Retype everything in the listing, leaving each line exactly as it is.
start SOURCE DATA
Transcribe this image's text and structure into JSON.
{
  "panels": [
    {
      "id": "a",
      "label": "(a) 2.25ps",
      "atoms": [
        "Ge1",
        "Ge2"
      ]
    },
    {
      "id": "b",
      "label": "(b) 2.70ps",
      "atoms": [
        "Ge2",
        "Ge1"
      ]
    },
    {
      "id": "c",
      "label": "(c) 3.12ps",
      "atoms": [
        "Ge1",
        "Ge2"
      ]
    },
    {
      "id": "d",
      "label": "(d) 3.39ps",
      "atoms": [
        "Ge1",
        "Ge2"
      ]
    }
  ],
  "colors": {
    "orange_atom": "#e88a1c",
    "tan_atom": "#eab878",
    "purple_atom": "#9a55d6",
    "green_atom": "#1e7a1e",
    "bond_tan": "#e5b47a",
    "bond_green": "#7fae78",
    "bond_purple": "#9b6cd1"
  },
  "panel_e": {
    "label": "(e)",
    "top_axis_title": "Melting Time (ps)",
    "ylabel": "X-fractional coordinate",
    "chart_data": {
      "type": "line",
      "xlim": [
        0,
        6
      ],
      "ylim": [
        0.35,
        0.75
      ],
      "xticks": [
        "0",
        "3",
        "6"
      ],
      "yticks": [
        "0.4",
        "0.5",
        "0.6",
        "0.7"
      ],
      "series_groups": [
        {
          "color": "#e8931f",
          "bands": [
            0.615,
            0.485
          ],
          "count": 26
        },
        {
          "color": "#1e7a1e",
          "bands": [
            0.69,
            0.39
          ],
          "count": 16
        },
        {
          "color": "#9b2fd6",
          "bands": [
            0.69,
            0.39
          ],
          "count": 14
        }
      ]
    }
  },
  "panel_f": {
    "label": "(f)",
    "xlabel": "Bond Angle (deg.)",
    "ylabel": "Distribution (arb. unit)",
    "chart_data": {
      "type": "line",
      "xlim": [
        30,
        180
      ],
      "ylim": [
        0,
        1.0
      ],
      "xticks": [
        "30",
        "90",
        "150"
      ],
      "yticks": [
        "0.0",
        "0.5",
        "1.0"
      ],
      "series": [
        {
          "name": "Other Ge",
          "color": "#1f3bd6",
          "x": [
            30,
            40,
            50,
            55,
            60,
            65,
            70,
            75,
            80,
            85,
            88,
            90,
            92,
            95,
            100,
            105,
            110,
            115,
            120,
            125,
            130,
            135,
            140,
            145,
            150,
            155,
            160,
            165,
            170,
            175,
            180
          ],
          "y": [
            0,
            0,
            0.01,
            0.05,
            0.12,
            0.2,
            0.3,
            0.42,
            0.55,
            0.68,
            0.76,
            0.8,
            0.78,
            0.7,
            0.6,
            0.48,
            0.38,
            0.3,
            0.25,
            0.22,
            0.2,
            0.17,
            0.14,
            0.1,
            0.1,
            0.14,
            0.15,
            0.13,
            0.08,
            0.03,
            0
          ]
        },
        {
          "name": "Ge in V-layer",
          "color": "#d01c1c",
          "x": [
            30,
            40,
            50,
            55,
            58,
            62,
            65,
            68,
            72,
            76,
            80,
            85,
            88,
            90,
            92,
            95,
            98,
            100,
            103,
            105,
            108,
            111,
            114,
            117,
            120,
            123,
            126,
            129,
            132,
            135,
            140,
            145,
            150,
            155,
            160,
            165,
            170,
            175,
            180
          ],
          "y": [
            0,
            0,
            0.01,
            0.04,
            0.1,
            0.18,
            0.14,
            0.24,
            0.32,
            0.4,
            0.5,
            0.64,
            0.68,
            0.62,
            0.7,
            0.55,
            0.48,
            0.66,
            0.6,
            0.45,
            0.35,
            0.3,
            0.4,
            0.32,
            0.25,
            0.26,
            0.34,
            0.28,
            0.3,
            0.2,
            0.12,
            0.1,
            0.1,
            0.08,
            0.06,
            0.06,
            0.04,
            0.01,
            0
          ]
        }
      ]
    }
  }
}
end SOURCE DATA
SOLUTION FOR THIS EXERCISE =>
Transcribe this image's text and structure into JSON.
{
  "panels": [
    {
      "id": "a",
      "label": "(a) 2.25ps",
      "atoms": [
        "Ge1",
        "Ge2"
      ]
    },
    {
      "id": "b",
      "label": "(b) 2.70ps",
      "atoms": [
        "Ge2",
        "Ge1"
      ]
    },
    {
      "id": "c",
      "label": "(c) 3.12ps",
      "atoms": [
        "Ge1",
        "Ge2"
      ]
    },
    {
      "id": "d",
      "label": "(d) 3.39ps",
      "atoms": [
        "Ge1",
        "Ge2"
      ]
    }
  ],
  "colors": {
    "orange_atom": "#e88a1c",
    "tan_atom": "#eab878",
    "purple_atom": "#9a55d6",
    "green_atom": "#1e7a1e",
    "bond_tan": "#e5b47a",
    "bond_green": "#7fae78",
    "bond_purple": "#9b6cd1"
  },
  "panel_e": {
    "label": "(e)",
    "top_axis_title": "Melting Time (ps)",
    "ylabel": "X-fractional coordinate",
    "chart_data": {
      "type": "line",
      "xlim": [
        0,
        6
      ],
      "ylim": [
        0.35,
        0.75
      ],
      "xticks": [
        "0",
        "3",
        "6"
      ],
      "yticks": [
        "0.4",
        "0.5",
        "0.6",
        "0.7"
      ],
      "series_groups": [
        {
          "color": "#e8931f",
          "bands": [
            0.615,
            0.485
          ],
          "count": 26
        },
        {
          "color": "#1e7a1e",
          "bands": [
            0.69,
            0.39
          ],
          "count": 16
        },
        {
          "color": "#9b2fd6",
          "bands": [
            0.69,
            0.39
          ],
          "count": 14
        }
      ]
    }
  },
  "panel_f": {
    "label": "(f)",
    "xlabel": "Bond Angle (deg.)",
    "ylabel": "Distribution (arb. unit)",
    "chart_data": {
      "type": "line",
      "xlim": [
        30,
        180
      ],
      "ylim": [
        0,
        1.0
      ],
      "xticks": [
        "30",
        "90",
        "150"
      ],
      "yticks": [
        "0.0",
        "0.5",
        "1.0"
      ],
      "series": [
        {
          "name": "Other Ge",
          "color": "#1f3bd6",
          "x": [
            30,
            40,
            50,
            55,
            60,
            65,
            70,
            75,
            80,
            85,
            88,
            90,
            92,
            95,
            100,
            105,
            110,
            115,
            120,
            125,
            130,
            135,
            140,
            145,
            150,
            155,
            160,
            165,
            170,
            175,
            180
          ],
          "y": [
            0,
            0,
            0.01,
            0.05,
            0.12,
            0.2,
            0.3,
            0.42,
            0.55,
            0.68,
            0.76,
            0.8,
            0.78,
            0.7,
            0.6,
            0.48,
            0.38,
            0.3,
            0.25,
            0.22,
            0.2,
            0.17,
            0.14,
            0.1,
            0.1,
            0.14,
            0.15,
            0.13,
            0.08,
            0.03,
            0
          ]
        },
        {
          "name": "Ge in V-layer",
          "color": "#d01c1c",
          "x": [
            30,
            40,
            50,
            55,
            58,
            62,
            65,
            68,
            72,
            76,
            80,
            85,
            88,
            90,
            92,
            95,
            98,
            100,
            103,
            105,
            108,
            111,
            114,
            117,
            120,
            123,
            126,
            129,
            132,
            135,
            140,
            145,
            150,
            155,
            160,
            165,
            170,
            175,
            180
          ],
          "y": [
            0,
            0,
            0.01,
            0.04,
            0.1,
            0.18,
            0.14,
            0.24,
            0.32,
            0.4,
            0.5,
            0.64,
            0.68,
            0.62,
            0.7,
            0.55,
            0.48,
            0.66,
            0.6,
            0.45,
            0.35,
            0.3,
            0.4,
            0.32,
            0.25,
            0.26,
            0.34,
            0.28,
            0.3,
            0.2,
            0.12,
            0.1,
            0.1,
            0.08,
            0.06,
            0.06,
            0.04,
            0.01,
            0
          ]
        }
      ]
    }
  }
}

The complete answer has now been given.